Instruction:
Exclude the pictures; give every entry again exactly as written.

:: Supplied information ::

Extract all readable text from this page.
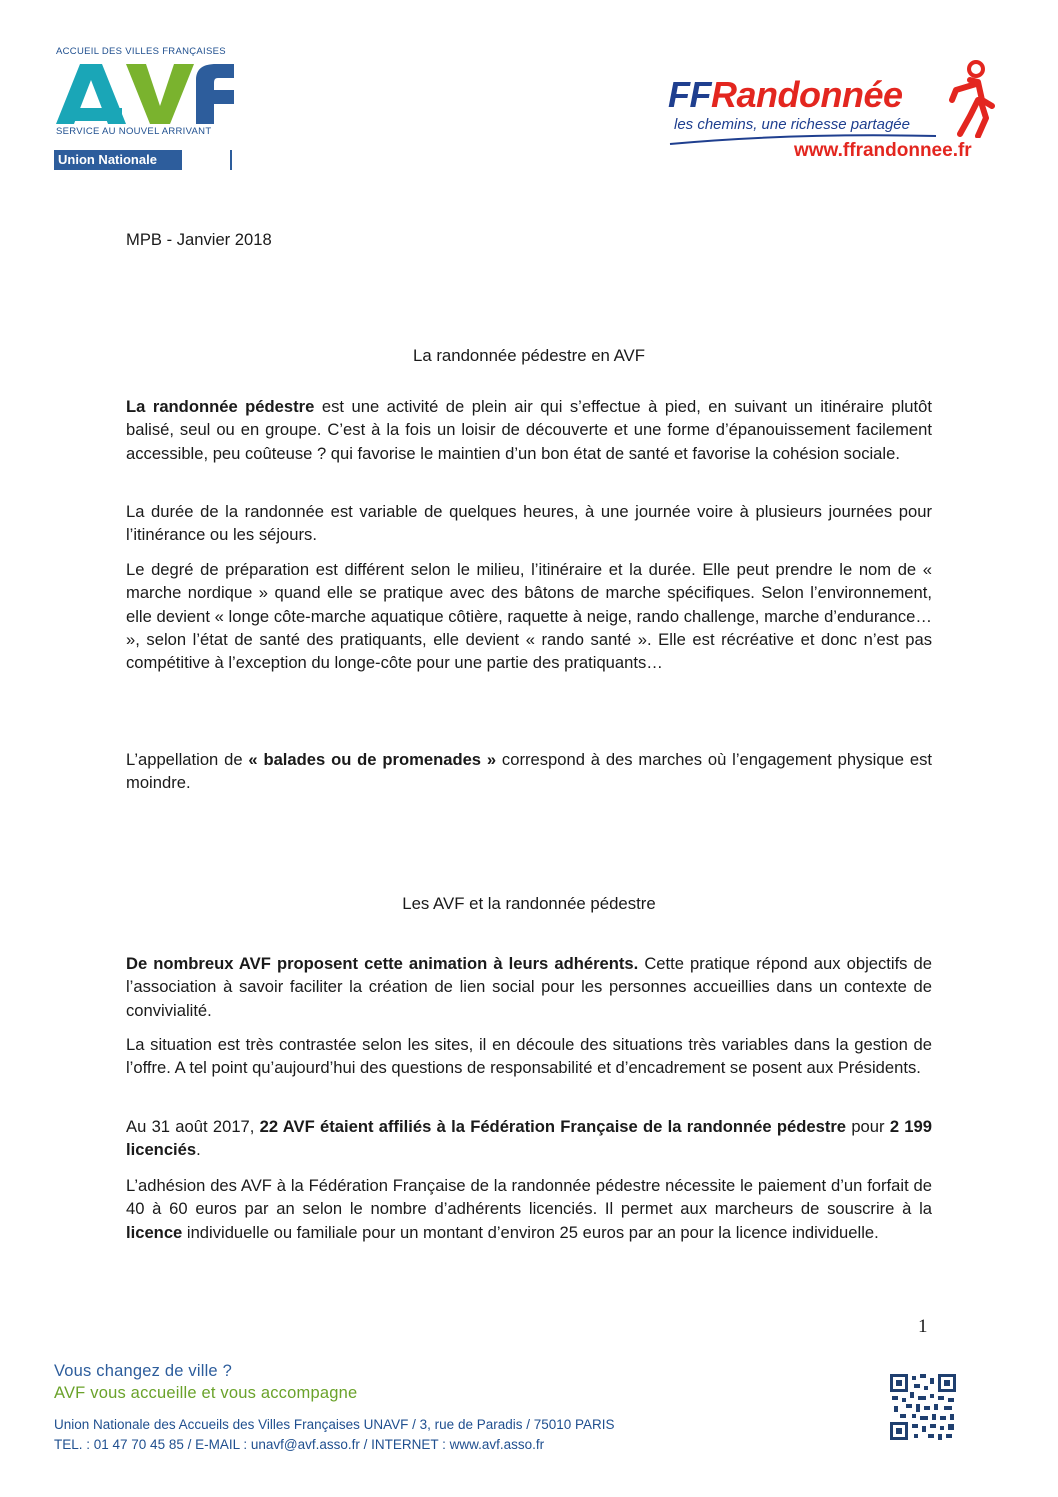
ACCUEIL DES VILLES FRANÇAISES
SERVICE AU NOUVEL ARRIVANT
Union Nationale
FFRandonnée
les chemins, une richesse partagée
www.ffrandonnee.fr
MPB - Janvier 2018
La randonnée pédestre en AVF

La randonnée pédestre est une activité de plein air qui s’effectue à pied, en suivant un itinéraire plutôt balisé, seul ou en groupe. C’est à la fois un loisir de découverte et une forme d’épanouissement facilement accessible, peu coûteuse ? qui favorise le maintien d’un bon état de santé et favorise la cohésion sociale.

La durée de la randonnée est variable de quelques heures, à une journée voire à plusieurs journées pour l’itinérance ou les séjours.

Le degré de préparation est différent selon le milieu, l’itinéraire et la durée. Elle peut prendre le nom de « marche nordique » quand elle se pratique avec des bâtons de marche spécifiques. Selon l’environnement, elle devient « longe côte-marche aquatique côtière, raquette à neige, rando challenge, marche d’endurance… », selon l’état de santé des pratiquants, elle devient « rando santé ». Elle est récréative et donc n’est pas compétitive à l’exception du longe-côte pour une partie des pratiquants…

L’appellation de « balades ou de promenades » correspond à des marches où l’engagement physique est moindre.

Les AVF et la randonnée pédestre

De nombreux AVF proposent cette animation à leurs adhérents. Cette pratique répond aux objectifs de l’association à savoir faciliter la création de lien social pour les personnes accueillies dans un contexte de convivialité.

La situation est très contrastée selon les sites, il en découle des situations très variables dans la gestion de l’offre. A tel point qu’aujourd’hui des questions de responsabilité et d’encadrement se posent aux Présidents.

Au 31 août 2017, 22 AVF étaient affiliés à la Fédération Française de la randonnée pédestre pour 2 199 licenciés.

L’adhésion des AVF à la Fédération Française de la randonnée pédestre nécessite le paiement d’un forfait de 40 à 60 euros par an selon le nombre d’adhérents licenciés. Il permet aux marcheurs de souscrire à la licence individuelle ou familiale pour un montant d’environ 25 euros par an pour la licence individuelle.

1
Vous changez de ville ?
AVF vous accueille et vous accompagne
Union Nationale des Accueils des Villes Françaises UNAVF / 3, rue de Paradis / 75010 PARIS
TEL. : 01 47 70 45 85 / E-MAIL : unavf@avf.asso.fr / INTERNET : www.avf.asso.fr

:::

Response:
Extract all readable text from this page.
ACCUEIL DES VILLES FRANÇAISES
SERVICE AU NOUVEL ARRIVANT
Union Nationale
FFRandonnée
les chemins, une richesse partagée
www.ffrandonnee.fr
MPB - Janvier 2018
La randonnée pédestre en AVF

La randonnée pédestre est une activité de plein air qui s’effectue à pied, en suivant un itinéraire plutôt balisé, seul ou en groupe. C’est à la fois un loisir de découverte et une forme d’épanouissement facilement accessible, peu coûteuse ? qui favorise le maintien d’un bon état de santé et favorise la cohésion sociale.

La durée de la randonnée est variable de quelques heures, à une journée voire à plusieurs journées pour l’itinérance ou les séjours.

Le degré de préparation est différent selon le milieu, l’itinéraire et la durée. Elle peut prendre le nom de « marche nordique » quand elle se pratique avec des bâtons de marche spécifiques. Selon l’environnement, elle devient « longe côte-marche aquatique côtière, raquette à neige, rando challenge, marche d’endurance… », selon l’état de santé des pratiquants, elle devient « rando santé ». Elle est récréative et donc n’est pas compétitive à l’exception du longe-côte pour une partie des pratiquants…

L’appellation de « balades ou de promenades » correspond à des marches où l’engagement physique est moindre.

Les AVF et la randonnée pédestre

De nombreux AVF proposent cette animation à leurs adhérents. Cette pratique répond aux objectifs de l’association à savoir faciliter la création de lien social pour les personnes accueillies dans un contexte de convivialité.

La situation est très contrastée selon les sites, il en découle des situations très variables dans la gestion de l’offre. A tel point qu’aujourd’hui des questions de responsabilité et d’encadrement se posent aux Présidents.

Au 31 août 2017, 22 AVF étaient affiliés à la Fédération Française de la randonnée pédestre pour 2 199 licenciés.

L’adhésion des AVF à la Fédération Française de la randonnée pédestre nécessite le paiement d’un forfait de 40 à 60 euros par an selon le nombre d’adhérents licenciés. Il permet aux marcheurs de souscrire à la licence individuelle ou familiale pour un montant d’environ 25 euros par an pour la licence individuelle.

1
Vous changez de ville ?
AVF vous accueille et vous accompagne
Union Nationale des Accueils des Villes Françaises UNAVF / 3, rue de Paradis / 75010 PARIS
TEL. : 01 47 70 45 85 / E-MAIL : unavf@avf.asso.fr / INTERNET : www.avf.asso.fr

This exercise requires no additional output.